== Passage provided

Regardless of what some marketing experts might post, email marketing continues to be the most effective one-to-one communication tactic for most businesses—and it’s more important now than ever. In fact, 90 percent of companies use email marketing as part of their marketing mix. Furthermore, 81 percent claim that email marketing is their top channel for customer acquisition. When implemented correctly, email marketing can generate an average ROI of $38 to $42 for every $1 spent.

Although the purpose of email marketing hasn’t changed, the overall landscape of what an effective email looks like has evolved over the years. Let’s review the best practices for email marketing in 2020.

The Top 7 Email Marketing Best Practices 2020

Here are some email marketing best practices for 2020, as well as some tips for implementing them into your current content marketing strategy.

1. Segment Subscriber Lists

Your business might appeal to a specific target demographic or a multitude of personas. Regardless, subscribers, leads, and potential buyers are looking for content and communications that are specific, personalized, and speak to their unique needs. By segmenting your subscriber lists and crafting targeted messages for each segment, you can get up to 100 percent more clicks.

====
== Given material

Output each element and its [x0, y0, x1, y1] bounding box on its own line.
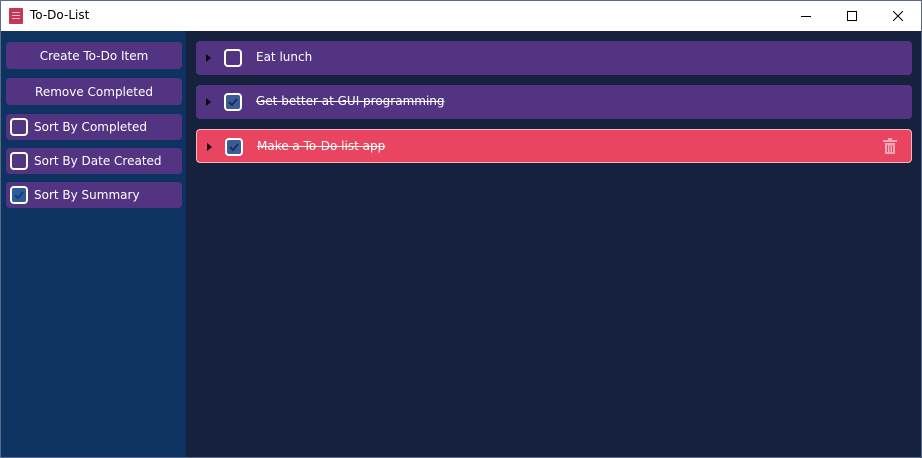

====

Work to be completed: In the email marketing passage, what average return can email marketing bring for every $1 spent when it is done correctly?

Task output: $38 to $42